• _GIVEN PROBLEM_
Without the pictures, give the entries below again exactly as written.

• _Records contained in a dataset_
--- Start ---

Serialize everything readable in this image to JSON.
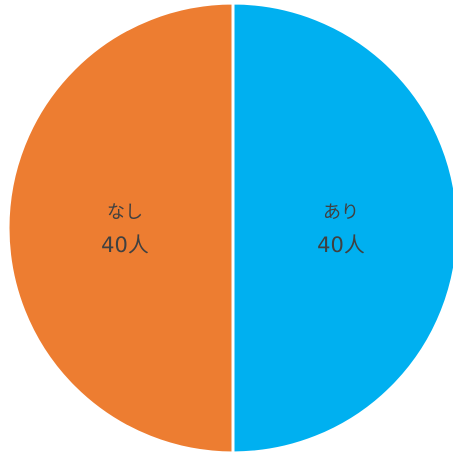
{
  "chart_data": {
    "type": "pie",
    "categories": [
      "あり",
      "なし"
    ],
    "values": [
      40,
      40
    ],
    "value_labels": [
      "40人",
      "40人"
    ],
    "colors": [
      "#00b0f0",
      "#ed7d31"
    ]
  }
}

--- End ---

• _WRITTEN ANSWER_
Serialize everything readable in this image to JSON.
{
  "chart_data": {
    "type": "pie",
    "categories": [
      "あり",
      "なし"
    ],
    "values": [
      40,
      40
    ],
    "value_labels": [
      "40人",
      "40人"
    ],
    "colors": [
      "#00b0f0",
      "#ed7d31"
    ]
  }
}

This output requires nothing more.